Exercise goal
Copy down all of the data underneath, exactly as shown.

....

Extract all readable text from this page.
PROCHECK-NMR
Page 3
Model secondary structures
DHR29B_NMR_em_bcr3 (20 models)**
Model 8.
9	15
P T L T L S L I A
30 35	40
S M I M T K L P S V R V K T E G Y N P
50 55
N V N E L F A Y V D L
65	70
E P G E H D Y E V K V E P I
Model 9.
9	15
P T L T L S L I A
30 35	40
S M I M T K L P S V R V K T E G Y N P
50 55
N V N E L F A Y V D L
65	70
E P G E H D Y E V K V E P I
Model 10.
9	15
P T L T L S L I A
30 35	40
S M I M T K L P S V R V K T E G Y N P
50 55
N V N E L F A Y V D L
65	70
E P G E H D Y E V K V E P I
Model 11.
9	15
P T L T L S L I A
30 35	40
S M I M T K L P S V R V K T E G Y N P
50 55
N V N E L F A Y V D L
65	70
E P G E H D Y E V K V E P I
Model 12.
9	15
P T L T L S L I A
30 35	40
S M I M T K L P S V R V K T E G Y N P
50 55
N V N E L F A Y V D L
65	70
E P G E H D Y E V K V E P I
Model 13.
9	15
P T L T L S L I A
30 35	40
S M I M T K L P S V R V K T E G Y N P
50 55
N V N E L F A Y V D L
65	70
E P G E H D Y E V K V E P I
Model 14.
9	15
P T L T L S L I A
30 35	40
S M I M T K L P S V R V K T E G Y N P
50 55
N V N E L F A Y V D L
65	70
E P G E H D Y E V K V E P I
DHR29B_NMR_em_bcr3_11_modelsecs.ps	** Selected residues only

....

Correct output
Extract all readable text from this page.
PROCHECK-NMR
Page 3
Model secondary structures
DHR29B_NMR_em_bcr3 (20 models)**
Model 8.
9	15
P T L T L S L I A
30 35	40
S M I M T K L P S V R V K T E G Y N P
50 55
N V N E L F A Y V D L
65	70
E P G E H D Y E V K V E P I
Model 9.
9	15
P T L T L S L I A
30 35	40
S M I M T K L P S V R V K T E G Y N P
50 55
N V N E L F A Y V D L
65	70
E P G E H D Y E V K V E P I
Model 10.
9	15
P T L T L S L I A
30 35	40
S M I M T K L P S V R V K T E G Y N P
50 55
N V N E L F A Y V D L
65	70
E P G E H D Y E V K V E P I
Model 11.
9	15
P T L T L S L I A
30 35	40
S M I M T K L P S V R V K T E G Y N P
50 55
N V N E L F A Y V D L
65	70
E P G E H D Y E V K V E P I
Model 12.
9	15
P T L T L S L I A
30 35	40
S M I M T K L P S V R V K T E G Y N P
50 55
N V N E L F A Y V D L
65	70
E P G E H D Y E V K V E P I
Model 13.
9	15
P T L T L S L I A
30 35	40
S M I M T K L P S V R V K T E G Y N P
50 55
N V N E L F A Y V D L
65	70
E P G E H D Y E V K V E P I
Model 14.
9	15
P T L T L S L I A
30 35	40
S M I M T K L P S V R V K T E G Y N P
50 55
N V N E L F A Y V D L
65	70
E P G E H D Y E V K V E P I
DHR29B_NMR_em_bcr3_11_modelsecs.ps	** Selected residues only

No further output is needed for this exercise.